##### RAW DATA

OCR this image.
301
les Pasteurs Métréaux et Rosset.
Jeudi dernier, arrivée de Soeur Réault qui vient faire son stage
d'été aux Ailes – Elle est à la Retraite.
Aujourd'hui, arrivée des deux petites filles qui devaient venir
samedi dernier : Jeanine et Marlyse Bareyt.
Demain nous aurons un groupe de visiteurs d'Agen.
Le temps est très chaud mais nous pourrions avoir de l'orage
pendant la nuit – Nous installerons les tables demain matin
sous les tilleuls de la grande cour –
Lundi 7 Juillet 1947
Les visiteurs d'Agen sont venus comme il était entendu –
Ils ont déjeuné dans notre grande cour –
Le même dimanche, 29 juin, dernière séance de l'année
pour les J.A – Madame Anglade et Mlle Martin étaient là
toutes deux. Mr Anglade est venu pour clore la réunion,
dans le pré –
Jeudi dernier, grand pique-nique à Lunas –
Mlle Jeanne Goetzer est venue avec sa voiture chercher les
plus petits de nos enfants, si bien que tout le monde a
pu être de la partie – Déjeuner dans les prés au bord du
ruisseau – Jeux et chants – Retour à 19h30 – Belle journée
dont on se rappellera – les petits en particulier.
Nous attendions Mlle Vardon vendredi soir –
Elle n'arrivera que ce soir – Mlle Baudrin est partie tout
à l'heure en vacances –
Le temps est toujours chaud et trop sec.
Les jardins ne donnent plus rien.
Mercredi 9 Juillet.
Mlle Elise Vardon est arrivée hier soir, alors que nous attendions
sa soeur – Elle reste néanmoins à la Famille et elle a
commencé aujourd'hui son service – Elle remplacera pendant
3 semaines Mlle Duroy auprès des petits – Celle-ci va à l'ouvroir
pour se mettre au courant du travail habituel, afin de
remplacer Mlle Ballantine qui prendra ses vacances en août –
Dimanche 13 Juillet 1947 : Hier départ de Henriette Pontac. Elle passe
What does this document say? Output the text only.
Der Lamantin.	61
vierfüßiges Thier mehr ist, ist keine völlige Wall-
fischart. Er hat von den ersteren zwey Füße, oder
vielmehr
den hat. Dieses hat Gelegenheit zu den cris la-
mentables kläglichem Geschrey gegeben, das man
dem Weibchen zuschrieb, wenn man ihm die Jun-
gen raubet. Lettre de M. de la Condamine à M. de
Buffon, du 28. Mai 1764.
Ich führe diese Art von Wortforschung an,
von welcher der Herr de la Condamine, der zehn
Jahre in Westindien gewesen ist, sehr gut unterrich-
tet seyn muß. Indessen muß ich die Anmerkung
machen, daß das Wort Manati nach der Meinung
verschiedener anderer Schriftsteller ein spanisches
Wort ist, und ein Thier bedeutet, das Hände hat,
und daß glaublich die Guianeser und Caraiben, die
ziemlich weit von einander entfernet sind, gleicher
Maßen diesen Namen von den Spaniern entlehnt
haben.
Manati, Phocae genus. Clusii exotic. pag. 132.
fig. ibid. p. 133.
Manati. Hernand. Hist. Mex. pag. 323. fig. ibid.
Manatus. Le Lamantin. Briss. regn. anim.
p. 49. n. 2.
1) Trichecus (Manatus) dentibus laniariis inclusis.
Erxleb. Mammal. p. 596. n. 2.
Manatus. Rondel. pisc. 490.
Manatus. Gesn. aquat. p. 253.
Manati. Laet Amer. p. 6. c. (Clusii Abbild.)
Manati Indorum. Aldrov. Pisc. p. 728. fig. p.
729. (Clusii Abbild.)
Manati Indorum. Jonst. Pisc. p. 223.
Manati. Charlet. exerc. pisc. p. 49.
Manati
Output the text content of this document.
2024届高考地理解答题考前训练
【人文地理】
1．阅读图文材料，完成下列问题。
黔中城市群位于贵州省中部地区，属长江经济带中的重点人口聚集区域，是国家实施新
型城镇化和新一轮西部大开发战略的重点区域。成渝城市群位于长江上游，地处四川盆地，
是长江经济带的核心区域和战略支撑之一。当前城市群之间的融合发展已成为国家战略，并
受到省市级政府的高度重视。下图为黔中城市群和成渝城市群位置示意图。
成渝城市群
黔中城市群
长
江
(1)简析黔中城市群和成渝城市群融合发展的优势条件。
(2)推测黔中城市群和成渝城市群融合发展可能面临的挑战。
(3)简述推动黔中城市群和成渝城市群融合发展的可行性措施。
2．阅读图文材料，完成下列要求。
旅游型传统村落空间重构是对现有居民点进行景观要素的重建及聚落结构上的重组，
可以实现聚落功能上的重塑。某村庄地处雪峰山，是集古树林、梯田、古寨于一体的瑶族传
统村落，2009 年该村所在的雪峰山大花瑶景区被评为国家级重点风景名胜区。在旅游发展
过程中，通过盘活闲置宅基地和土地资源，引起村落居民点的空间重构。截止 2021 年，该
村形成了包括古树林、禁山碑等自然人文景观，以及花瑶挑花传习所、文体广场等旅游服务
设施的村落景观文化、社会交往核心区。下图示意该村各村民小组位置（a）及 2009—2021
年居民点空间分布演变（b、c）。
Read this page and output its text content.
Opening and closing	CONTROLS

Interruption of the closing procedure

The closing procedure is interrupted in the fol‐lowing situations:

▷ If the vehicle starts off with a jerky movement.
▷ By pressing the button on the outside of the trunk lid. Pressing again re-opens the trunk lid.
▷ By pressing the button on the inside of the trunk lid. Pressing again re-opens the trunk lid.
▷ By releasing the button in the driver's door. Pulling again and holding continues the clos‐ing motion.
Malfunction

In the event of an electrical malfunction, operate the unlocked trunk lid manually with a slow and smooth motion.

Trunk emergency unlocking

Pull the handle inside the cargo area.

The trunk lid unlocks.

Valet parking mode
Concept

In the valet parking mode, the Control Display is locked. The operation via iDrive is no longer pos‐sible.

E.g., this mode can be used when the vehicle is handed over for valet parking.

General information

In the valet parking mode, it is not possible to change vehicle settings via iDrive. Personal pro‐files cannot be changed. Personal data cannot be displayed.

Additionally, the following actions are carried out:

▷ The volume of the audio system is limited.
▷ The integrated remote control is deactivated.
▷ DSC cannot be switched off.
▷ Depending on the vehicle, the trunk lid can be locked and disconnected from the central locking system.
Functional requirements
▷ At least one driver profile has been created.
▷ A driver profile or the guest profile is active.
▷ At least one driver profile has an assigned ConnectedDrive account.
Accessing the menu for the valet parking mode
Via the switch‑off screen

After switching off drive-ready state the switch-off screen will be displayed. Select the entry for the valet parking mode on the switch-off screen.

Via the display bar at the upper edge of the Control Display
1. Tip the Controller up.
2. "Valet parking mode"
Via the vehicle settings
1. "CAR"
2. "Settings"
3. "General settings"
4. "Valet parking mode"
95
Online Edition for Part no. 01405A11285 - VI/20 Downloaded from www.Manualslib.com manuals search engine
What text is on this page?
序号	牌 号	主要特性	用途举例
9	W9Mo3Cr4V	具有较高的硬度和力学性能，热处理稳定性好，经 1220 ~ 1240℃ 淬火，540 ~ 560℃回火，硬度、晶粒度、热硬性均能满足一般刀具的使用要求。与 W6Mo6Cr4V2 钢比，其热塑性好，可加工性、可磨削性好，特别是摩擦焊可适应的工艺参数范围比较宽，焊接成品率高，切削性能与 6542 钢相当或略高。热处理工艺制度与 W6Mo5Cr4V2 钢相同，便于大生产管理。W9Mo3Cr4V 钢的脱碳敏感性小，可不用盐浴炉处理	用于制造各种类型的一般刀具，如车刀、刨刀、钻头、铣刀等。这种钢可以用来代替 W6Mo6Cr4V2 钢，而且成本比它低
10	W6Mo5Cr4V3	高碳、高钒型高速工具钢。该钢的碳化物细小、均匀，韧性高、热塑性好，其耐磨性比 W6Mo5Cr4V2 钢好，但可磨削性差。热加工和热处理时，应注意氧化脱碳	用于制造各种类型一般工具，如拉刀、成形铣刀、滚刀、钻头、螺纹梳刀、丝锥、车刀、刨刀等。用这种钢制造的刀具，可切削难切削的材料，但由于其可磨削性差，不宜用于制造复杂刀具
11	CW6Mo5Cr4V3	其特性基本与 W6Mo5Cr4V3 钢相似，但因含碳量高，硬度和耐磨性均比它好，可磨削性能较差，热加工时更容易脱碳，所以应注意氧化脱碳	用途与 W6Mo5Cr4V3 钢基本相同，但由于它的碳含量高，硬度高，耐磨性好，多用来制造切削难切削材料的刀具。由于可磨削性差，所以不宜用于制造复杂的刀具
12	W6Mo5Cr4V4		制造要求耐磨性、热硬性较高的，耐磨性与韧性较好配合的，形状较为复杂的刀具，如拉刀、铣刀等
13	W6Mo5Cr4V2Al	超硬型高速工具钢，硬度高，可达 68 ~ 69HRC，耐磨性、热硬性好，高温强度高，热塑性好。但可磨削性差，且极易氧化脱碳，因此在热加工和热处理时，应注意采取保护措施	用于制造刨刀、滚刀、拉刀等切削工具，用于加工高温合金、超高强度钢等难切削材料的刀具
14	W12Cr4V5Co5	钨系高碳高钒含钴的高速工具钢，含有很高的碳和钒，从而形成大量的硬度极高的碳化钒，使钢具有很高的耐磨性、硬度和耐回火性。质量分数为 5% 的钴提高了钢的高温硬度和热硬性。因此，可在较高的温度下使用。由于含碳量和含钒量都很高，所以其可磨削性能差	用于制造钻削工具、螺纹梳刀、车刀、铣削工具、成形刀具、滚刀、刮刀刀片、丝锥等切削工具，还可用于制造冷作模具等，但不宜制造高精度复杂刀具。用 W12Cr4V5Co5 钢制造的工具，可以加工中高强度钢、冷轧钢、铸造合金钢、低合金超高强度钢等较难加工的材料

##########

* [WHAT YOU SHOULD DO]: Write out every line of the entries that holds the word "with".

* [RESPONSE TO THE EXERCISE]:
▷ If the vehicle starts off with a jerky movement.
In the event of an electrical malfunction, operate the unlocked trunk lid manually with a slow and smooth motion.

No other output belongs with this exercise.